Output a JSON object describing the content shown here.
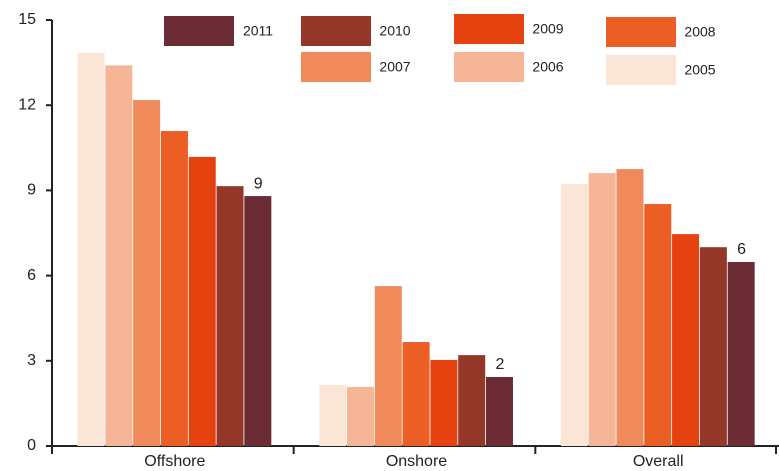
{
  "chart_data": {
    "type": "bar",
    "categories": [
      "Offshore",
      "Onshore",
      "Overall"
    ],
    "series": [
      {
        "name": "2005",
        "color": "#fbe5d6",
        "values": [
          13.84,
          2.15,
          9.23
        ]
      },
      {
        "name": "2006",
        "color": "#f5b596",
        "values": [
          13.4,
          2.08,
          9.61
        ]
      },
      {
        "name": "2007",
        "color": "#f08a5a",
        "values": [
          12.18,
          5.63,
          9.75
        ]
      },
      {
        "name": "2008",
        "color": "#eb5e24",
        "values": [
          11.09,
          3.66,
          8.52
        ]
      },
      {
        "name": "2009",
        "color": "#e5420f",
        "values": [
          10.18,
          3.03,
          7.46
        ]
      },
      {
        "name": "2010",
        "color": "#943628",
        "values": [
          9.15,
          3.2,
          7.0
        ]
      },
      {
        "name": "2011",
        "color": "#6b2c36",
        "values": [
          8.8,
          2.43,
          6.48
        ],
        "value_labels": [
          "9",
          "2",
          "6"
        ]
      }
    ],
    "ylim": [
      0,
      15
    ],
    "yticks": [
      0,
      3,
      6,
      9,
      12,
      15
    ],
    "grid": false
  }
}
......
-- SET PROBLEM --
Reproduce all of the material exactly, apart from the pictures.

-- SOLUTION BELOW --
Output a JSON object describing the content shown here.
{
  "chart_data": {
    "type": "bar",
    "categories": [
      "Offshore",
      "Onshore",
      "Overall"
    ],
    "series": [
      {
        "name": "2005",
        "color": "#fbe5d6",
        "values": [
          13.84,
          2.15,
          9.23
        ]
      },
      {
        "name": "2006",
        "color": "#f5b596",
        "values": [
          13.4,
          2.08,
          9.61
        ]
      },
      {
        "name": "2007",
        "color": "#f08a5a",
        "values": [
          12.18,
          5.63,
          9.75
        ]
      },
      {
        "name": "2008",
        "color": "#eb5e24",
        "values": [
          11.09,
          3.66,
          8.52
        ]
      },
      {
        "name": "2009",
        "color": "#e5420f",
        "values": [
          10.18,
          3.03,
          7.46
        ]
      },
      {
        "name": "2010",
        "color": "#943628",
        "values": [
          9.15,
          3.2,
          7.0
        ]
      },
      {
        "name": "2011",
        "color": "#6b2c36",
        "values": [
          8.8,
          2.43,
          6.48
        ],
        "value_labels": [
          "9",
          "2",
          "6"
        ]
      }
    ],
    "ylim": [
      0,
      15
    ],
    "yticks": [
      0,
      3,
      6,
      9,
      12,
      15
    ],
    "grid": false
  }
}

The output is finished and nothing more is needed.